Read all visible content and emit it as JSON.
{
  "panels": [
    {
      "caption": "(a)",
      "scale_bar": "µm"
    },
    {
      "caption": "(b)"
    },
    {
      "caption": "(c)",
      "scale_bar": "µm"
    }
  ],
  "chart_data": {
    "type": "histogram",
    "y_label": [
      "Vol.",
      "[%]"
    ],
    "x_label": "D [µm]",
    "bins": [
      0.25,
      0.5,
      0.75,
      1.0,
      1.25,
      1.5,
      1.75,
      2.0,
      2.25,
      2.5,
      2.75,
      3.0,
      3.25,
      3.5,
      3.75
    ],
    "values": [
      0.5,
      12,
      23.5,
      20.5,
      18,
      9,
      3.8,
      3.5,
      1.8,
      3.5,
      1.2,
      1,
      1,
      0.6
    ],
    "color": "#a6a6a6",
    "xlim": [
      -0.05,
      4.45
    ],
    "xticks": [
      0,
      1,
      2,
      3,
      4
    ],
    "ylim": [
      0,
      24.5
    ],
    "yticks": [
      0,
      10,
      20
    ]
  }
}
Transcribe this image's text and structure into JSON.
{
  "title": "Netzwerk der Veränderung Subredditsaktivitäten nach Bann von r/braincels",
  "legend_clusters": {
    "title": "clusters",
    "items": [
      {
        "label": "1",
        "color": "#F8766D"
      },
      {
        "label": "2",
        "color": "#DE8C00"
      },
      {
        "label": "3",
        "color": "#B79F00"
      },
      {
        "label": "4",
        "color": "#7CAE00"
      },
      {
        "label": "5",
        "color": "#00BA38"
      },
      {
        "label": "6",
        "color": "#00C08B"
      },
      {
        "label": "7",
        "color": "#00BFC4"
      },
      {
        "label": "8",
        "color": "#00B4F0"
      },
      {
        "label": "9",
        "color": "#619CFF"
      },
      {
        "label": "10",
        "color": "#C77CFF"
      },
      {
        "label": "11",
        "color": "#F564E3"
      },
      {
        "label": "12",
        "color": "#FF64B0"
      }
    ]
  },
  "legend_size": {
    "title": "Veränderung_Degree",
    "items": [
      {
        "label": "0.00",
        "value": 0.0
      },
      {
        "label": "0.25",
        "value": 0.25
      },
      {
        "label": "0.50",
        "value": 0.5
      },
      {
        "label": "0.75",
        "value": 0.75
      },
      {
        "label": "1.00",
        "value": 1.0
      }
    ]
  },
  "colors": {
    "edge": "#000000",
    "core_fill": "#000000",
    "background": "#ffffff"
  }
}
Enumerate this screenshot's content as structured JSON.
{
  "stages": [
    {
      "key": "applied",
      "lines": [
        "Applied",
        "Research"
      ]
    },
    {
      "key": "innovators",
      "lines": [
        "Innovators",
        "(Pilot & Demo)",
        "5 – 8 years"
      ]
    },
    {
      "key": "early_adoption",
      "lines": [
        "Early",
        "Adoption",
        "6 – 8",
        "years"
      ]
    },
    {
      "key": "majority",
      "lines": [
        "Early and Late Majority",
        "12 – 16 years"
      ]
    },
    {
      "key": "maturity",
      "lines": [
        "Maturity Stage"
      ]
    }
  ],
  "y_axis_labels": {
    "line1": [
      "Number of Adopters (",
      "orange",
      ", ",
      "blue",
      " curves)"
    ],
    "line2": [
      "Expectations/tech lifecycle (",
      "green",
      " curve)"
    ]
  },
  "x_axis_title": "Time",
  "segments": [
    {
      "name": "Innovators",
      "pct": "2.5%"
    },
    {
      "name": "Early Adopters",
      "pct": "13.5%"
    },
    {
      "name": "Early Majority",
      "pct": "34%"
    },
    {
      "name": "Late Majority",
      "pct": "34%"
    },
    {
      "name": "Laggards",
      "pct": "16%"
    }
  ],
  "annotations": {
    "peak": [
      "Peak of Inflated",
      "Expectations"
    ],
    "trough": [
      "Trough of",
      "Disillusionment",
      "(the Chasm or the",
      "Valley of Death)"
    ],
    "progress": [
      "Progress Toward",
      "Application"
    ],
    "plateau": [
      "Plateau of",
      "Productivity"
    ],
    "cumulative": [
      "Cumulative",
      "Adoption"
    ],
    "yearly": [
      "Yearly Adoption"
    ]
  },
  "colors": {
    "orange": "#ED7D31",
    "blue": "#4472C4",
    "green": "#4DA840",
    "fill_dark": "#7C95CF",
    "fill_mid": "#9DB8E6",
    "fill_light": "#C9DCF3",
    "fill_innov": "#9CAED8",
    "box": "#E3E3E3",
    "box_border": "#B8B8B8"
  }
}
┄┄┄┄┄┄┄┄┄┄┄┄┄┄┄┄┄┄┄┄
▸ **What the task asks**: Produce an exact copy of all the records.

▸ **The answer**:
Read all visible content and emit it as JSON.
{
  "panels": [
    {
      "caption": "(a)",
      "scale_bar": "µm"
    },
    {
      "caption": "(b)"
    },
    {
      "caption": "(c)",
      "scale_bar": "µm"
    }
  ],
  "chart_data": {
    "type": "histogram",
    "y_label": [
      "Vol.",
      "[%]"
    ],
    "x_label": "D [µm]",
    "bins": [
      0.25,
      0.5,
      0.75,
      1.0,
      1.25,
      1.5,
      1.75,
      2.0,
      2.25,
      2.5,
      2.75,
      3.0,
      3.25,
      3.5,
      3.75
    ],
    "values": [
      0.5,
      12,
      23.5,
      20.5,
      18,
      9,
      3.8,
      3.5,
      1.8,
      3.5,
      1.2,
      1,
      1,
      0.6
    ],
    "color": "#a6a6a6",
    "xlim": [
      -0.05,
      4.45
    ],
    "xticks": [
      0,
      1,
      2,
      3,
      4
    ],
    "ylim": [
      0,
      24.5
    ],
    "yticks": [
      0,
      10,
      20
    ]
  }
}
Transcribe this image's text and structure into JSON.
{
  "title": "Netzwerk der Veränderung Subredditsaktivitäten nach Bann von r/braincels",
  "legend_clusters": {
    "title": "clusters",
    "items": [
      {
        "label": "1",
        "color": "#F8766D"
      },
      {
        "label": "2",
        "color": "#DE8C00"
      },
      {
        "label": "3",
        "color": "#B79F00"
      },
      {
        "label": "4",
        "color": "#7CAE00"
      },
      {
        "label": "5",
        "color": "#00BA38"
      },
      {
        "label": "6",
        "color": "#00C08B"
      },
      {
        "label": "7",
        "color": "#00BFC4"
      },
      {
        "label": "8",
        "color": "#00B4F0"
      },
      {
        "label": "9",
        "color": "#619CFF"
      },
      {
        "label": "10",
        "color": "#C77CFF"
      },
      {
        "label": "11",
        "color": "#F564E3"
      },
      {
        "label": "12",
        "color": "#FF64B0"
      }
    ]
  },
  "legend_size": {
    "title": "Veränderung_Degree",
    "items": [
      {
        "label": "0.00",
        "value": 0.0
      },
      {
        "label": "0.25",
        "value": 0.25
      },
      {
        "label": "0.50",
        "value": 0.5
      },
      {
        "label": "0.75",
        "value": 0.75
      },
      {
        "label": "1.00",
        "value": 1.0
      }
    ]
  },
  "colors": {
    "edge": "#000000",
    "core_fill": "#000000",
    "background": "#ffffff"
  }
}
Enumerate this screenshot's content as structured JSON.
{
  "stages": [
    {
      "key": "applied",
      "lines": [
        "Applied",
        "Research"
      ]
    },
    {
      "key": "innovators",
      "lines": [
        "Innovators",
        "(Pilot & Demo)",
        "5 – 8 years"
      ]
    },
    {
      "key": "early_adoption",
      "lines": [
        "Early",
        "Adoption",
        "6 – 8",
        "years"
      ]
    },
    {
      "key": "majority",
      "lines": [
        "Early and Late Majority",
        "12 – 16 years"
      ]
    },
    {
      "key": "maturity",
      "lines": [
        "Maturity Stage"
      ]
    }
  ],
  "y_axis_labels": {
    "line1": [
      "Number of Adopters (",
      "orange",
      ", ",
      "blue",
      " curves)"
    ],
    "line2": [
      "Expectations/tech lifecycle (",
      "green",
      " curve)"
    ]
  },
  "x_axis_title": "Time",
  "segments": [
    {
      "name": "Innovators",
      "pct": "2.5%"
    },
    {
      "name": "Early Adopters",
      "pct": "13.5%"
    },
    {
      "name": "Early Majority",
      "pct": "34%"
    },
    {
      "name": "Late Majority",
      "pct": "34%"
    },
    {
      "name": "Laggards",
      "pct": "16%"
    }
  ],
  "annotations": {
    "peak": [
      "Peak of Inflated",
      "Expectations"
    ],
    "trough": [
      "Trough of",
      "Disillusionment",
      "(the Chasm or the",
      "Valley of Death)"
    ],
    "progress": [
      "Progress Toward",
      "Application"
    ],
    "plateau": [
      "Plateau of",
      "Productivity"
    ],
    "cumulative": [
      "Cumulative",
      "Adoption"
    ],
    "yearly": [
      "Yearly Adoption"
    ]
  },
  "colors": {
    "orange": "#ED7D31",
    "blue": "#4472C4",
    "green": "#4DA840",
    "fill_dark": "#7C95CF",
    "fill_mid": "#9DB8E6",
    "fill_light": "#C9DCF3",
    "fill_innov": "#9CAED8",
    "box": "#E3E3E3",
    "box_border": "#B8B8B8"
  }
}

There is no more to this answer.